* **Items**:
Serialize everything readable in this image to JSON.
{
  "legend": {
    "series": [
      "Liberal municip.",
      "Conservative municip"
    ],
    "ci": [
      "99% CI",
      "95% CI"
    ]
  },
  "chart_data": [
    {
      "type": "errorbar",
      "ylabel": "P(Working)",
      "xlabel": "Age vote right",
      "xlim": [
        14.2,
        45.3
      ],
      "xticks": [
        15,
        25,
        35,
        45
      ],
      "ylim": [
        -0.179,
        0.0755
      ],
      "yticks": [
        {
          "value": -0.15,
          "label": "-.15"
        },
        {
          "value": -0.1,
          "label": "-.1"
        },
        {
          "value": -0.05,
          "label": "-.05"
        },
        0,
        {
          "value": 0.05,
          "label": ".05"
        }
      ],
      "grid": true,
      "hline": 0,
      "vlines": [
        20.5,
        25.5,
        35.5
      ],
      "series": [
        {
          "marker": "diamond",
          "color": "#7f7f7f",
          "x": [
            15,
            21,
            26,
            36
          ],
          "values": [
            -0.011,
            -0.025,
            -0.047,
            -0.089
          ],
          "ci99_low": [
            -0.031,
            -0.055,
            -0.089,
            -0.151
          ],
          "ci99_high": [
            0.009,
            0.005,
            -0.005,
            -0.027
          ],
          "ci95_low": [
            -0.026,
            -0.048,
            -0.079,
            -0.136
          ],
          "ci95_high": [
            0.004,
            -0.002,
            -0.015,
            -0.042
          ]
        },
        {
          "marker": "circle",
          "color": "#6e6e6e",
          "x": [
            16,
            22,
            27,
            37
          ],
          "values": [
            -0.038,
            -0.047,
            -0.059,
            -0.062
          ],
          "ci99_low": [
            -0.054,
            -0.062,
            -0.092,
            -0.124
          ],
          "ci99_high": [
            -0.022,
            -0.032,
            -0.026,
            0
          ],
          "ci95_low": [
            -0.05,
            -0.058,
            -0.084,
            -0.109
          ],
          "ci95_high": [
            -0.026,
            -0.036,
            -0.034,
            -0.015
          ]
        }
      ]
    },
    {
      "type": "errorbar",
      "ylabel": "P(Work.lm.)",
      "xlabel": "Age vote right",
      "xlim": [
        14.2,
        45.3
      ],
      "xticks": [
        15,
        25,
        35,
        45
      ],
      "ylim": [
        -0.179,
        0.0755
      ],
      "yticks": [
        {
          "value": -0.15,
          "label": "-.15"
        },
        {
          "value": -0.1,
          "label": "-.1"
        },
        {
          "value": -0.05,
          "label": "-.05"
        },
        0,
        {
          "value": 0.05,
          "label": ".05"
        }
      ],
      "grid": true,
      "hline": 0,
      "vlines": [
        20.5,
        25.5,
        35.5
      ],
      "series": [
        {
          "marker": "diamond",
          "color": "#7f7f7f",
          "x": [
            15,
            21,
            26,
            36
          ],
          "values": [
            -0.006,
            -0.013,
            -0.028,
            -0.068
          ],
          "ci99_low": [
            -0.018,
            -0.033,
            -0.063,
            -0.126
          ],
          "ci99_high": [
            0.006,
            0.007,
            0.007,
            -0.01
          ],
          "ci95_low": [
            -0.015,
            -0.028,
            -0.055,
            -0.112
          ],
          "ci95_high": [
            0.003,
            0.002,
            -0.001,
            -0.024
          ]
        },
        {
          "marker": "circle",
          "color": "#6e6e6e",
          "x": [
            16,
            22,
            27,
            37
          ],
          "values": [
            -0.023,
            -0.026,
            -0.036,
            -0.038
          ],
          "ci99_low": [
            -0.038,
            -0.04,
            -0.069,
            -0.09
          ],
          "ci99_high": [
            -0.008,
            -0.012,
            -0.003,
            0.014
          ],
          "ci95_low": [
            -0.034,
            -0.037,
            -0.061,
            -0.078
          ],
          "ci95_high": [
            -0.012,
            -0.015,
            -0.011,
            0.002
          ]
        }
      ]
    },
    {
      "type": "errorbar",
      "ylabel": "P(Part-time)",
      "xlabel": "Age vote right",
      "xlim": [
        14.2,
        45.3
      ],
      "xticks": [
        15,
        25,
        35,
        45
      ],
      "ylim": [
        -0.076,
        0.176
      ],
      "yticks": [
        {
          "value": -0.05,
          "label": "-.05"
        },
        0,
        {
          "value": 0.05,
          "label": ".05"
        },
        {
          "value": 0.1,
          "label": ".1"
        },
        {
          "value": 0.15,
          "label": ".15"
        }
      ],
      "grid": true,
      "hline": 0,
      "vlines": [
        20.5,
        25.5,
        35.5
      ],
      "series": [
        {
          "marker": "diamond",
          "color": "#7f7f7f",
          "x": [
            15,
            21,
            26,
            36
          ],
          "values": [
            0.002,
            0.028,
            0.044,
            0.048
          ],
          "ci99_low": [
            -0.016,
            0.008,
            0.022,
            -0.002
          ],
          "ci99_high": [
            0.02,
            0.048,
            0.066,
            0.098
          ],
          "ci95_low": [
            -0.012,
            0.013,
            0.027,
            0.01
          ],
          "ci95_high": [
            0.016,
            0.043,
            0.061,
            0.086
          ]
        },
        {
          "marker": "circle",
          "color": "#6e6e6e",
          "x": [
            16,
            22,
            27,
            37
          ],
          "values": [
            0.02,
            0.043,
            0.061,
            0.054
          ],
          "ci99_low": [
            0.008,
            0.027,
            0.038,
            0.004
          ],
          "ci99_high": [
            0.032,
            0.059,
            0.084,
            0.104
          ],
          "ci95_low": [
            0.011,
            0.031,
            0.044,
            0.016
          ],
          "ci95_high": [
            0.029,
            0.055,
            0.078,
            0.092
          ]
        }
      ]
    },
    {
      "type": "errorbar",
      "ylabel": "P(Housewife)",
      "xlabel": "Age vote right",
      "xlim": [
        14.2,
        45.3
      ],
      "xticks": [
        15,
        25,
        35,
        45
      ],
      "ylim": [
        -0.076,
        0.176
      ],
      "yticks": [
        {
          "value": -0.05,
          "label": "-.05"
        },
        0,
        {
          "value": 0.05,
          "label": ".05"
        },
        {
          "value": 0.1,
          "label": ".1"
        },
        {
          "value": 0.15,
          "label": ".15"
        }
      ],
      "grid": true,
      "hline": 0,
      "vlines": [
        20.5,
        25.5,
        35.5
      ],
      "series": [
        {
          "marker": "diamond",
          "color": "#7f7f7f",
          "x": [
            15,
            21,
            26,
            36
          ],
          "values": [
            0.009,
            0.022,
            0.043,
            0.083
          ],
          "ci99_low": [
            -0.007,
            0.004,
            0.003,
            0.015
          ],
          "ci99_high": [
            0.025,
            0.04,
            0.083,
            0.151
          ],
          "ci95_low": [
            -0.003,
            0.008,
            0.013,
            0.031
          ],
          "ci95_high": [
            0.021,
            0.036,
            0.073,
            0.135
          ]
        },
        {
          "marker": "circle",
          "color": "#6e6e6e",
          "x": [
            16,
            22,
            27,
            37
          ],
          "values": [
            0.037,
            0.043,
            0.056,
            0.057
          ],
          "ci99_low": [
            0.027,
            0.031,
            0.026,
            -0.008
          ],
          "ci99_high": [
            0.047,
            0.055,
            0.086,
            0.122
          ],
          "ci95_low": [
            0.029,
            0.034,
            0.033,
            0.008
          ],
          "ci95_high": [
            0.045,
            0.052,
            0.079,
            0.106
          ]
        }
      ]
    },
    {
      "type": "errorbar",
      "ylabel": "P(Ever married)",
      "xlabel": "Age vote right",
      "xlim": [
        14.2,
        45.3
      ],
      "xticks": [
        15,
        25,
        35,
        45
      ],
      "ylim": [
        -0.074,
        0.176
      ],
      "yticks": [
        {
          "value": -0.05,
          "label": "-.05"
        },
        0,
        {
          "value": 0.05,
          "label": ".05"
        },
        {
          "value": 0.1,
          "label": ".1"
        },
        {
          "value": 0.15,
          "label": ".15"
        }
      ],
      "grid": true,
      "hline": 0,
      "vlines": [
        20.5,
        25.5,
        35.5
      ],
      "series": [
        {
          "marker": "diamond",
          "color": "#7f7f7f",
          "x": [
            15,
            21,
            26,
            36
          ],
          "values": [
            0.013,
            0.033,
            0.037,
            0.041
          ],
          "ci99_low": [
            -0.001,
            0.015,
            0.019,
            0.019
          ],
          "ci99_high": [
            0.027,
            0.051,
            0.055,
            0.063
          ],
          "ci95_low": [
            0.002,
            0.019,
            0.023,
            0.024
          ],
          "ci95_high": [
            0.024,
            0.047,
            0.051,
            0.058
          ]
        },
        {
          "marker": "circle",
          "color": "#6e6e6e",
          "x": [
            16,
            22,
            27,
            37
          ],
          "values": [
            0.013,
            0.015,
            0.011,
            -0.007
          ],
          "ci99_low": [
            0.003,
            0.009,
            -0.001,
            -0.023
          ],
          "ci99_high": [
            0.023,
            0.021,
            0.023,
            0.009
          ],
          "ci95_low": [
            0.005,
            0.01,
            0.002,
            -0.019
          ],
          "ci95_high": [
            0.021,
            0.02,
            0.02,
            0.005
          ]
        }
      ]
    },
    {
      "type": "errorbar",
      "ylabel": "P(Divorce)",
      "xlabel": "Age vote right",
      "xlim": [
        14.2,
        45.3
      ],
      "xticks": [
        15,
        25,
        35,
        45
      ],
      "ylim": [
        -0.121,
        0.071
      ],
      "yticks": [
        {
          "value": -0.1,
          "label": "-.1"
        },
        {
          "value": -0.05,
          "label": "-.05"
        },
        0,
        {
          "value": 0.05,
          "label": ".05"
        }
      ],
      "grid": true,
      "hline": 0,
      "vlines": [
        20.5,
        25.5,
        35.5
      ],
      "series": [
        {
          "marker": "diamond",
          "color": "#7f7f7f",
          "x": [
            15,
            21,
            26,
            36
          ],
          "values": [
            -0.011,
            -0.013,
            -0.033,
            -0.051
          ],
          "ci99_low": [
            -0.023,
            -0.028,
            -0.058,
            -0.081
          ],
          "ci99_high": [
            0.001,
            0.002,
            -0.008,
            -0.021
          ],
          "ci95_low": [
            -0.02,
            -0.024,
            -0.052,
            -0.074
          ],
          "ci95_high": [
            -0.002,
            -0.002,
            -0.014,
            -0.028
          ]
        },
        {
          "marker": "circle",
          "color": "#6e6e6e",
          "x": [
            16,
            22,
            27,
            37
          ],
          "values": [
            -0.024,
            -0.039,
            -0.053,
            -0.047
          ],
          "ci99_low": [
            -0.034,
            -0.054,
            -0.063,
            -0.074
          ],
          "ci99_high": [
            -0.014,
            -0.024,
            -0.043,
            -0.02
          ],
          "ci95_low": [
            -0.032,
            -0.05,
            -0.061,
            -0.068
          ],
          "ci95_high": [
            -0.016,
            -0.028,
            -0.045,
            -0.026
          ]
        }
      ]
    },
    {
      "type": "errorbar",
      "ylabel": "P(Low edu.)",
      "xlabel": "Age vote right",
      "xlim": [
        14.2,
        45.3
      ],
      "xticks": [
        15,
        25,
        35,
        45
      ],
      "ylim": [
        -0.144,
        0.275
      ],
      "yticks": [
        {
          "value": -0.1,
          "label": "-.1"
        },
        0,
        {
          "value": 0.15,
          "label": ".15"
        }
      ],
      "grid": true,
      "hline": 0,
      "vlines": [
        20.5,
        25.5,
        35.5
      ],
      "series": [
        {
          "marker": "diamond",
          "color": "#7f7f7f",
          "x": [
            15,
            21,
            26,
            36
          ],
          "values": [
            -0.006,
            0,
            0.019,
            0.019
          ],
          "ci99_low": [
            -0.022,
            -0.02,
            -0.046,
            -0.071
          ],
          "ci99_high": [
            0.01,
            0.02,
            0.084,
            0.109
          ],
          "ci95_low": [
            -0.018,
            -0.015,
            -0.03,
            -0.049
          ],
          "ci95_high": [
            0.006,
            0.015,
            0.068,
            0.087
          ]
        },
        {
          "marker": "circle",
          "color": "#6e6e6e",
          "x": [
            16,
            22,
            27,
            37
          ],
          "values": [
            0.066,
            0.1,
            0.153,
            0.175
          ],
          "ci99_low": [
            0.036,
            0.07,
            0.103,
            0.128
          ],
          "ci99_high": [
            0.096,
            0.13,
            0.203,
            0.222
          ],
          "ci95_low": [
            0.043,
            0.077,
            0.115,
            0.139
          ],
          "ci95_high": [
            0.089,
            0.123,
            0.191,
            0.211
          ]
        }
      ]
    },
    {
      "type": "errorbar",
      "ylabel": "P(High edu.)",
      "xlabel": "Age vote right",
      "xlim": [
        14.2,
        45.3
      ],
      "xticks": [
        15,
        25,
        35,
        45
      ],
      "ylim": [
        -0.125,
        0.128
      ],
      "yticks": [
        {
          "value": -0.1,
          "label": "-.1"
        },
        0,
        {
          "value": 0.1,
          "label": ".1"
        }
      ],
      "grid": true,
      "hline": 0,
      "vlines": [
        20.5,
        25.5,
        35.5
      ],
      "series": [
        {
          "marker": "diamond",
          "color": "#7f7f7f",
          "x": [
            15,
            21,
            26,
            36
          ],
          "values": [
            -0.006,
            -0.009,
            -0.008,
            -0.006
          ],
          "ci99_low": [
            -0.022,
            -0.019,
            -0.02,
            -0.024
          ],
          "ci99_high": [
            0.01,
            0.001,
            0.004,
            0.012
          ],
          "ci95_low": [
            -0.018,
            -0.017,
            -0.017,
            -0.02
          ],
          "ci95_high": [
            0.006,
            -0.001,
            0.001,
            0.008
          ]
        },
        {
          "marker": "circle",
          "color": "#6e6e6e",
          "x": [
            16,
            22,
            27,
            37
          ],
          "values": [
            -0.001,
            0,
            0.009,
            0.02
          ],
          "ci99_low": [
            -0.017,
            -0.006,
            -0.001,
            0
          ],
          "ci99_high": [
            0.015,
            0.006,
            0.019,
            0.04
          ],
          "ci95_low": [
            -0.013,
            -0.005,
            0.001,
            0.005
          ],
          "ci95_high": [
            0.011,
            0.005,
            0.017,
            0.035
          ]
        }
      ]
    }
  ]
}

* **Request**:
Examine the records and pull out every line where the string "municip" occurs.

* **Full response**:
      "Liberal municip.",
      "Conservative municip"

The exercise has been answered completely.